--- GIVEN TASK ---
Across the entries, how many lines have the string "text" in them? Reply with only a number.

--- THE RECORDS ---
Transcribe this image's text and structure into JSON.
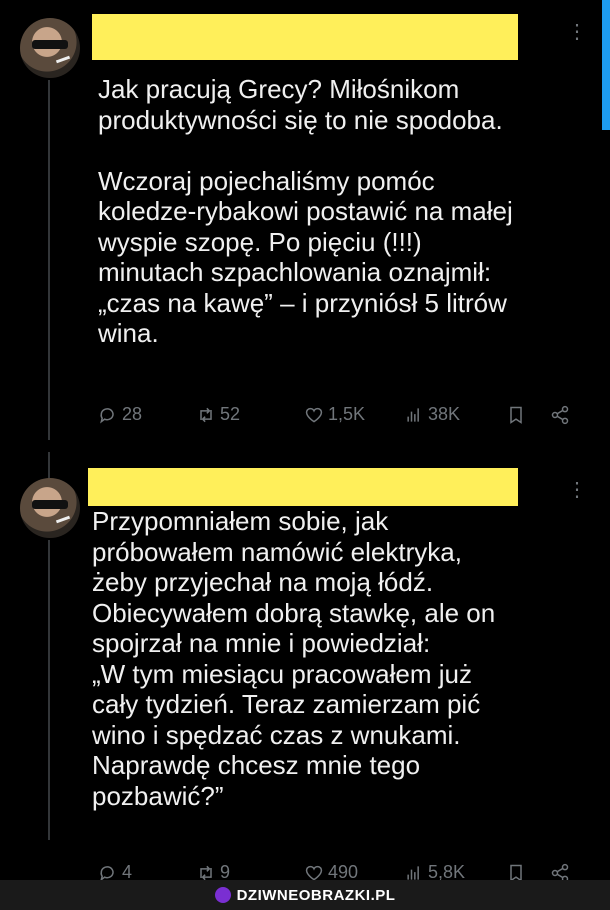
{
  "accent": "#1d9bf0",
  "redact_color": "#ffef5a",
  "posts": [
    {
      "text": "Jak pracują Grecy? Miłośnikom\nproduktywności się to nie spodoba.\n\nWczoraj pojechaliśmy pomóc\nkoledze-rybakowi postawić na małej\nwyspie szopę. Po pięciu (!!!)\nminutach szpachlowania oznajmił:\n„czas na kawę” – i przyniósł 5 litrów\nwina.",
      "stats": {
        "replies": "28",
        "reposts": "52",
        "likes": "1,5K",
        "views": "38K"
      }
    },
    {
      "text": "Przypomniałem sobie, jak\npróbowałem namówić elektryka,\nżeby przyjechał na moją łódź.\nObiecywałem dobrą stawkę, ale on\nspojrzał na mnie i powiedział:\n„W tym miesiącu pracowałem już\ncały tydzień. Teraz zamierzam pić\nwino i spędzać czas z wnukami.\nNaprawdę chcesz mnie tego\npozbawić?”",
      "stats": {
        "replies": "4",
        "reposts": "9",
        "likes": "490",
        "views": "5,8K"
      }
    }
  ],
  "icons": [
    "reply-icon",
    "repost-icon",
    "like-icon",
    "views-icon",
    "bookmark-icon",
    "share-icon",
    "more-icon"
  ],
  "watermark": "DZIWNEOBRAZKI.PL"
}
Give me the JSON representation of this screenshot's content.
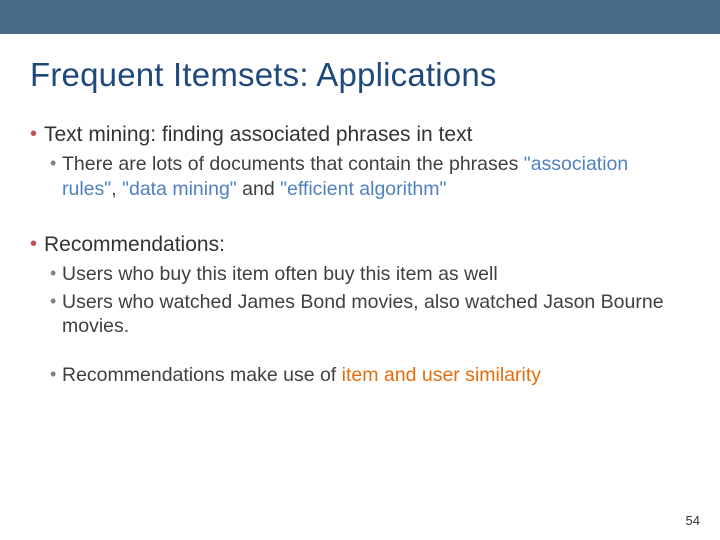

--- RESPONSE FOR THIS EXERCISE ---
3